INSTRUCTIONS TO FOLLOW =>
Each record needs to be echoed exactly; can you do that?

Data entries:
--------------------------------------------------

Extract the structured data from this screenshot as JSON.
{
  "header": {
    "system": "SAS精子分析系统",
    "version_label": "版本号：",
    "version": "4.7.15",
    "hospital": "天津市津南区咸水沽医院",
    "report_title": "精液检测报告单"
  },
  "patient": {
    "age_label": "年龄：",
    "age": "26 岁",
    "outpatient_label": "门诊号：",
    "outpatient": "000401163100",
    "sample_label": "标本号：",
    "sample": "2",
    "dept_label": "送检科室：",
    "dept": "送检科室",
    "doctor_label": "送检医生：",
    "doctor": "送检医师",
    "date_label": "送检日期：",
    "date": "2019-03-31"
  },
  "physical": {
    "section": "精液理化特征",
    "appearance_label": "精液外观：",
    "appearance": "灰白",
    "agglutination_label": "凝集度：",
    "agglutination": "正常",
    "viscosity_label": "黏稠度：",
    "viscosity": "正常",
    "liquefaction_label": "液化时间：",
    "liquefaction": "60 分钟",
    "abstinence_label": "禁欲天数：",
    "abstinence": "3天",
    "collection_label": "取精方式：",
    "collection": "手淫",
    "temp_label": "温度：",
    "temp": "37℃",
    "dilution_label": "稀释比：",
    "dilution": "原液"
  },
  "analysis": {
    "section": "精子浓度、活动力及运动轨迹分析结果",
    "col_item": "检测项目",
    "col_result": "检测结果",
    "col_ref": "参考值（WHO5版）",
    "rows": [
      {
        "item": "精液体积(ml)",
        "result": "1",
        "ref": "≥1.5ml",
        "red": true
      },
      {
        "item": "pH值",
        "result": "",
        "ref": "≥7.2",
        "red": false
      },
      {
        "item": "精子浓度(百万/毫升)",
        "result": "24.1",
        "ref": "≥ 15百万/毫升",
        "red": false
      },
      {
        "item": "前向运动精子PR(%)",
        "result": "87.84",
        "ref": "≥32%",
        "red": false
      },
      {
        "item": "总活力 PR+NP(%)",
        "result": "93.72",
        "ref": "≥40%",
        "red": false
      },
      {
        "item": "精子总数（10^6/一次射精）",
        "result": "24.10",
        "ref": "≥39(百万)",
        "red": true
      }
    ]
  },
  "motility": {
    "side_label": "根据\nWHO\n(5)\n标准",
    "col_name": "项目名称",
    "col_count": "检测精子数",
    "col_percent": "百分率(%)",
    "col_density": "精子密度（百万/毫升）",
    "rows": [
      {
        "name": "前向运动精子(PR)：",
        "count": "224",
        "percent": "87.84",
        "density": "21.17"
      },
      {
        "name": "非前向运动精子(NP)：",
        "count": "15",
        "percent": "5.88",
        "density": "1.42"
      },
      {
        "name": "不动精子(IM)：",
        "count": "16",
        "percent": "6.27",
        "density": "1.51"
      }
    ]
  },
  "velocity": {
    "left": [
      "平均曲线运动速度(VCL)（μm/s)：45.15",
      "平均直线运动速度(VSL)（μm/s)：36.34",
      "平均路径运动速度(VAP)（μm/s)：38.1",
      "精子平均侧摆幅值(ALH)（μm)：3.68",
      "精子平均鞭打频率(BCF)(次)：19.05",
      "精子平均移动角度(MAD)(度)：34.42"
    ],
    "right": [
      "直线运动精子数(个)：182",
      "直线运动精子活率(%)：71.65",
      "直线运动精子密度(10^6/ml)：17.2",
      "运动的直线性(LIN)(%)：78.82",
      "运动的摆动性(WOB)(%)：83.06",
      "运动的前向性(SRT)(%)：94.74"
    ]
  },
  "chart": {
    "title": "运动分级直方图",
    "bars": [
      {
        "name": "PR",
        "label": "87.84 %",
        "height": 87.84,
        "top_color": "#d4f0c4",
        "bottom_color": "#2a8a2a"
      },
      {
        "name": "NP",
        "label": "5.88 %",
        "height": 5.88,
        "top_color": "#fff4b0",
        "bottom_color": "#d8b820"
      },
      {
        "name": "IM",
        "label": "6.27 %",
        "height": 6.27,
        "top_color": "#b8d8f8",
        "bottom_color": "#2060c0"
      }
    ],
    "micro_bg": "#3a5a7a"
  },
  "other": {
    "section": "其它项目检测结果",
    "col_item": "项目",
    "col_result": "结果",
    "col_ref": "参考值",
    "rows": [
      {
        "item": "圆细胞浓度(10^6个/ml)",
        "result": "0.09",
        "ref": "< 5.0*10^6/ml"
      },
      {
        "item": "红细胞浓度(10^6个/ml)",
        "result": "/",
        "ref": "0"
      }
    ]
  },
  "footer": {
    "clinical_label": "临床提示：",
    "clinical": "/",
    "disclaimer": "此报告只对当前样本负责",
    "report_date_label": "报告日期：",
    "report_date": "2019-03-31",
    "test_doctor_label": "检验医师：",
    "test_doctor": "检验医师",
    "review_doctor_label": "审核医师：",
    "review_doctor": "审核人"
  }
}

--------------------------------------------------

TASK RESPONSE =>
Extract the structured data from this screenshot as JSON.
{
  "header": {
    "system": "SAS精子分析系统",
    "version_label": "版本号：",
    "version": "4.7.15",
    "hospital": "天津市津南区咸水沽医院",
    "report_title": "精液检测报告单"
  },
  "patient": {
    "age_label": "年龄：",
    "age": "26 岁",
    "outpatient_label": "门诊号：",
    "outpatient": "000401163100",
    "sample_label": "标本号：",
    "sample": "2",
    "dept_label": "送检科室：",
    "dept": "送检科室",
    "doctor_label": "送检医生：",
    "doctor": "送检医师",
    "date_label": "送检日期：",
    "date": "2019-03-31"
  },
  "physical": {
    "section": "精液理化特征",
    "appearance_label": "精液外观：",
    "appearance": "灰白",
    "agglutination_label": "凝集度：",
    "agglutination": "正常",
    "viscosity_label": "黏稠度：",
    "viscosity": "正常",
    "liquefaction_label": "液化时间：",
    "liquefaction": "60 分钟",
    "abstinence_label": "禁欲天数：",
    "abstinence": "3天",
    "collection_label": "取精方式：",
    "collection": "手淫",
    "temp_label": "温度：",
    "temp": "37℃",
    "dilution_label": "稀释比：",
    "dilution": "原液"
  },
  "analysis": {
    "section": "精子浓度、活动力及运动轨迹分析结果",
    "col_item": "检测项目",
    "col_result": "检测结果",
    "col_ref": "参考值（WHO5版）",
    "rows": [
      {
        "item": "精液体积(ml)",
        "result": "1",
        "ref": "≥1.5ml",
        "red": true
      },
      {
        "item": "pH值",
        "result": "",
        "ref": "≥7.2",
        "red": false
      },
      {
        "item": "精子浓度(百万/毫升)",
        "result": "24.1",
        "ref": "≥ 15百万/毫升",
        "red": false
      },
      {
        "item": "前向运动精子PR(%)",
        "result": "87.84",
        "ref": "≥32%",
        "red": false
      },
      {
        "item": "总活力 PR+NP(%)",
        "result": "93.72",
        "ref": "≥40%",
        "red": false
      },
      {
        "item": "精子总数（10^6/一次射精）",
        "result": "24.10",
        "ref": "≥39(百万)",
        "red": true
      }
    ]
  },
  "motility": {
    "side_label": "根据\nWHO\n(5)\n标准",
    "col_name": "项目名称",
    "col_count": "检测精子数",
    "col_percent": "百分率(%)",
    "col_density": "精子密度（百万/毫升）",
    "rows": [
      {
        "name": "前向运动精子(PR)：",
        "count": "224",
        "percent": "87.84",
        "density": "21.17"
      },
      {
        "name": "非前向运动精子(NP)：",
        "count": "15",
        "percent": "5.88",
        "density": "1.42"
      },
      {
        "name": "不动精子(IM)：",
        "count": "16",
        "percent": "6.27",
        "density": "1.51"
      }
    ]
  },
  "velocity": {
    "left": [
      "平均曲线运动速度(VCL)（μm/s)：45.15",
      "平均直线运动速度(VSL)（μm/s)：36.34",
      "平均路径运动速度(VAP)（μm/s)：38.1",
      "精子平均侧摆幅值(ALH)（μm)：3.68",
      "精子平均鞭打频率(BCF)(次)：19.05",
      "精子平均移动角度(MAD)(度)：34.42"
    ],
    "right": [
      "直线运动精子数(个)：182",
      "直线运动精子活率(%)：71.65",
      "直线运动精子密度(10^6/ml)：17.2",
      "运动的直线性(LIN)(%)：78.82",
      "运动的摆动性(WOB)(%)：83.06",
      "运动的前向性(SRT)(%)：94.74"
    ]
  },
  "chart": {
    "title": "运动分级直方图",
    "bars": [
      {
        "name": "PR",
        "label": "87.84 %",
        "height": 87.84,
        "top_color": "#d4f0c4",
        "bottom_color": "#2a8a2a"
      },
      {
        "name": "NP",
        "label": "5.88 %",
        "height": 5.88,
        "top_color": "#fff4b0",
        "bottom_color": "#d8b820"
      },
      {
        "name": "IM",
        "label": "6.27 %",
        "height": 6.27,
        "top_color": "#b8d8f8",
        "bottom_color": "#2060c0"
      }
    ],
    "micro_bg": "#3a5a7a"
  },
  "other": {
    "section": "其它项目检测结果",
    "col_item": "项目",
    "col_result": "结果",
    "col_ref": "参考值",
    "rows": [
      {
        "item": "圆细胞浓度(10^6个/ml)",
        "result": "0.09",
        "ref": "< 5.0*10^6/ml"
      },
      {
        "item": "红细胞浓度(10^6个/ml)",
        "result": "/",
        "ref": "0"
      }
    ]
  },
  "footer": {
    "clinical_label": "临床提示：",
    "clinical": "/",
    "disclaimer": "此报告只对当前样本负责",
    "report_date_label": "报告日期：",
    "report_date": "2019-03-31",
    "test_doctor_label": "检验医师：",
    "test_doctor": "检验医师",
    "review_doctor_label": "审核医师：",
    "review_doctor": "审核人"
  }
}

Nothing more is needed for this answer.